== Information shown ==

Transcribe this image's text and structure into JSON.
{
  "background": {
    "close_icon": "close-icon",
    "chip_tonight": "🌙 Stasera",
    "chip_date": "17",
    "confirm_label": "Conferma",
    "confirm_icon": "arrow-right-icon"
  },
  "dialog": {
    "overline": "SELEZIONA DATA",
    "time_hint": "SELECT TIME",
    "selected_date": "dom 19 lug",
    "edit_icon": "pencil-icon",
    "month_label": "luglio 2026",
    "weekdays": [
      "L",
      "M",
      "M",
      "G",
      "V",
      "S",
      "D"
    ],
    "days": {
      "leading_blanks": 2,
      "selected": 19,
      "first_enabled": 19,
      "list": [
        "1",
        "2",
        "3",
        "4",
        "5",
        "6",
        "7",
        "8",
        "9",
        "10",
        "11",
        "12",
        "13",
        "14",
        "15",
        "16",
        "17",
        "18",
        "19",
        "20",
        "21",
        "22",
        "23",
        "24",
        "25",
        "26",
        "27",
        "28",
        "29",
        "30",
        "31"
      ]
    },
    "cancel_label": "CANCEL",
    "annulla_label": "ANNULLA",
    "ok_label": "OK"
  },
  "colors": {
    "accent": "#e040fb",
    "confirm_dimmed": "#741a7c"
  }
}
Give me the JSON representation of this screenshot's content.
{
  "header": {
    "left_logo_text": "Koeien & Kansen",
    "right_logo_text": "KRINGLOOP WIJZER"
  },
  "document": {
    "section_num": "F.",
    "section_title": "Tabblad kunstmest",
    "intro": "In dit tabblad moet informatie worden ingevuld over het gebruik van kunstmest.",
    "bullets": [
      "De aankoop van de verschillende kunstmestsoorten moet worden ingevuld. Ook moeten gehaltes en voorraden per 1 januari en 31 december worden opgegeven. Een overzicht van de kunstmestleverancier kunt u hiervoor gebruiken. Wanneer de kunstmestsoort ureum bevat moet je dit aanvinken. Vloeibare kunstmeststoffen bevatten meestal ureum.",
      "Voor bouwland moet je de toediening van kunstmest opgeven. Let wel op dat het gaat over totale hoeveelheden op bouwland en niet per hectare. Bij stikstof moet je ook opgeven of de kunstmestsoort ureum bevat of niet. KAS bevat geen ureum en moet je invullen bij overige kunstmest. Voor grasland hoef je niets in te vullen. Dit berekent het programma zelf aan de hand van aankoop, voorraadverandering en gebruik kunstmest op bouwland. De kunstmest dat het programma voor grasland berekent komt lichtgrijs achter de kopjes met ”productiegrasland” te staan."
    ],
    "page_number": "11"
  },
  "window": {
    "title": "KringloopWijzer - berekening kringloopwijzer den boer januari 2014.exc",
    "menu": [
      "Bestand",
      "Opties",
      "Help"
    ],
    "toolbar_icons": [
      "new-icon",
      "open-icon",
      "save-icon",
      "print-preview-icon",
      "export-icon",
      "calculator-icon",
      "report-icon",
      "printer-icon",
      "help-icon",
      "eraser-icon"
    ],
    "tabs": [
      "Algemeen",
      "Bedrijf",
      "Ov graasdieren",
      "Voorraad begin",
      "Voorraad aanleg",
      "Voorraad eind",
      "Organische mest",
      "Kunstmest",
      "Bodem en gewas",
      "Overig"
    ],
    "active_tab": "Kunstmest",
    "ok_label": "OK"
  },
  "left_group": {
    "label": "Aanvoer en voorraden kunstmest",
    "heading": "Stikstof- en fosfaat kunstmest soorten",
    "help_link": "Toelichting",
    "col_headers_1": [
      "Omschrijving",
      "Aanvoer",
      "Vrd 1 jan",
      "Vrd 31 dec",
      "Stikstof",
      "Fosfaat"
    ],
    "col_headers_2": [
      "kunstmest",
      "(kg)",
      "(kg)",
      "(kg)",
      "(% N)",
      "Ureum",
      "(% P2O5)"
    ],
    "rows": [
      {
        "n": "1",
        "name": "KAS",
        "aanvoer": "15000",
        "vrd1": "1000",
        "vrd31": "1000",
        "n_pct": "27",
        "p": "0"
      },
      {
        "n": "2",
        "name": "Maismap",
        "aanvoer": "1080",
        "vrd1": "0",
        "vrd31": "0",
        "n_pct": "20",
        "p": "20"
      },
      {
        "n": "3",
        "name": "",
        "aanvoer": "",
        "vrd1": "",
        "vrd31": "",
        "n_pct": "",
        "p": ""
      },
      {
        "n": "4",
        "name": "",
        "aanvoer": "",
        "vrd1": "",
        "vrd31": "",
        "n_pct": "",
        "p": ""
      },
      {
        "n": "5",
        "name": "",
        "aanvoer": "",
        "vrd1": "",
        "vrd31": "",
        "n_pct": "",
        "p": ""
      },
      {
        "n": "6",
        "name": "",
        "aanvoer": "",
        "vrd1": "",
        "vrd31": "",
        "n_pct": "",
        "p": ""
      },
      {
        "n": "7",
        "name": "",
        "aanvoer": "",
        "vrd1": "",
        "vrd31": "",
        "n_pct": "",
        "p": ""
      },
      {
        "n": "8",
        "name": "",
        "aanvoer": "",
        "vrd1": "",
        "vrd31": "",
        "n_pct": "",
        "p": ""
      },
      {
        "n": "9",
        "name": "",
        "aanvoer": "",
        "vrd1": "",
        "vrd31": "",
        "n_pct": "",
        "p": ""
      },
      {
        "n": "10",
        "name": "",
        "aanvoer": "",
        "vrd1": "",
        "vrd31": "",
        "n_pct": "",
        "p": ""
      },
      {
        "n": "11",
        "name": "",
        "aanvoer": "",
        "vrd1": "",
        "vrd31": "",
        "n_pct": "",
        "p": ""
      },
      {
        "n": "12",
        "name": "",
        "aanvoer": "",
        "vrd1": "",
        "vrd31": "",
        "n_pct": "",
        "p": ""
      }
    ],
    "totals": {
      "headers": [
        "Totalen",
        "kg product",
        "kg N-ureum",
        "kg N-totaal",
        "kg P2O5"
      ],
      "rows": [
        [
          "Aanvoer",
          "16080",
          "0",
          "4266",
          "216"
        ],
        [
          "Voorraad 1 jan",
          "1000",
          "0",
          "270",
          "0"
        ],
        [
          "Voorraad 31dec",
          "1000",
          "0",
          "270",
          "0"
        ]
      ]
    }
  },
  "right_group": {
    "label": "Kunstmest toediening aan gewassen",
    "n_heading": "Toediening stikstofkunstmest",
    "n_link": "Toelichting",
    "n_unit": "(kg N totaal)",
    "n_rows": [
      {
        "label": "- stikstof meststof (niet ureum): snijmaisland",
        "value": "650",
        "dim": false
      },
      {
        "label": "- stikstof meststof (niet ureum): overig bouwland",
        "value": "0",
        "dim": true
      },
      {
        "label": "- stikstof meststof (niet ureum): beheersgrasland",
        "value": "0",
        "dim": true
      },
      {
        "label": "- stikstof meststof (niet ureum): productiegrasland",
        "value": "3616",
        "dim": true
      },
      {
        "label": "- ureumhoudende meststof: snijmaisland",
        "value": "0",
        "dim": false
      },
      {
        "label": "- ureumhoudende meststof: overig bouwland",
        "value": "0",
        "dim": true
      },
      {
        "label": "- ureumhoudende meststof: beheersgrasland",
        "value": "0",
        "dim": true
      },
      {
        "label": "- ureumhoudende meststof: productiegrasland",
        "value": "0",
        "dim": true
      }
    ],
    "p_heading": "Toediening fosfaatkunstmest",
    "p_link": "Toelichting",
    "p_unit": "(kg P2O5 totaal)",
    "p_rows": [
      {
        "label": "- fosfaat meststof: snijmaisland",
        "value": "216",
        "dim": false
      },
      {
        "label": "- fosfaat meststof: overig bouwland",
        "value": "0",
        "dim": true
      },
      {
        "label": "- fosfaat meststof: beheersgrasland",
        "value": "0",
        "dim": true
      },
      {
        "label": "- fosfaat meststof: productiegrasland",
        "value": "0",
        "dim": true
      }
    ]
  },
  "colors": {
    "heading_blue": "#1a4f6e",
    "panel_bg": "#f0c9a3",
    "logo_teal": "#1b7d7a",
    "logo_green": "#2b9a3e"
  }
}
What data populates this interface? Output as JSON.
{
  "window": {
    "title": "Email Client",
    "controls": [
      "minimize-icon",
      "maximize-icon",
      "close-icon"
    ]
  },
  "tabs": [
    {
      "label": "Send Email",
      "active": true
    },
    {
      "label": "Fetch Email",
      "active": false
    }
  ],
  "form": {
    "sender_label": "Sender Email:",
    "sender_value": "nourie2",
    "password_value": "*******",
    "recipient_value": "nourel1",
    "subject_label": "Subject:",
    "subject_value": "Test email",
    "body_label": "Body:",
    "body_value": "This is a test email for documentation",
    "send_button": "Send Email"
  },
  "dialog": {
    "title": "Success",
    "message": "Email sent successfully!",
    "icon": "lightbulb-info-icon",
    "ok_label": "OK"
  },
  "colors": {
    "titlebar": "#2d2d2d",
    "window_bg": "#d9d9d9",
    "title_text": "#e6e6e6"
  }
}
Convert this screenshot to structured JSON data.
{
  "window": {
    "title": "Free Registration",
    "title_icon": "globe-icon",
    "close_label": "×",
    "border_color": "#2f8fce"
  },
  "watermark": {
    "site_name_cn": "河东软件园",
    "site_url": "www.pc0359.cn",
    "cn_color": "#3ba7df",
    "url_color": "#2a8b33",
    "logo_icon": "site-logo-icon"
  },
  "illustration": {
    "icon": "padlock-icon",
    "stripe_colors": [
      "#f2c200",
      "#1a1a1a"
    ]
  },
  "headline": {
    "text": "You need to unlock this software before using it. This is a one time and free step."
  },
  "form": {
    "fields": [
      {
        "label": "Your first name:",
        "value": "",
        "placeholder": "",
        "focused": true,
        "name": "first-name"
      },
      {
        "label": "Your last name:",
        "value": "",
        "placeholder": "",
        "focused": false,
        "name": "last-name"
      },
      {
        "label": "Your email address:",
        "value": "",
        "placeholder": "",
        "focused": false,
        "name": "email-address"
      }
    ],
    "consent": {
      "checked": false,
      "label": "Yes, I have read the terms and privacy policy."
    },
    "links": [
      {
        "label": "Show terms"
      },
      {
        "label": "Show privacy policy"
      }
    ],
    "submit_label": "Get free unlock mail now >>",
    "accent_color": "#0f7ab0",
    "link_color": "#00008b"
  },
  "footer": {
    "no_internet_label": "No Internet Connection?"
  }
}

===

**What is expected**
Copy all lines above containing the string "moet".

**Full answer**
    "intro": "In dit tabblad moet informatie worden ingevuld over het gebruik van kunstmest.",
      "De aankoop van de verschillende kunstmestsoorten moet worden ingevuld. Ook moeten gehaltes en voorraden per 1 januari en 31 december worden opgegeven. Een overzicht van de kunstmestleverancier kunt u hiervoor gebruiken. Wanneer de kunstmestsoort ureum bevat moet je dit aanvinken. Vloeibare kunstmeststoffen bevatten meestal ureum.",
      "Voor bouwland moet je de toediening van kunstmest opgeven. Let wel op dat het gaat over totale hoeveelheden op bouwland en niet per hectare. Bij stikstof moet je ook opgeven of de kunstmestsoort ureum bevat of niet. KAS bevat geen ureum en moet je invullen bij overige kunstmest. Voor grasland hoef je niets in te vullen. Dit berekent het programma zelf aan de hand van aankoop, voorraadverandering en gebruik kunstmest op bouwland. De kunstmest dat het programma voor grasland berekent komt lichtgrijs achter de kopjes met ”productiegrasland” te staan."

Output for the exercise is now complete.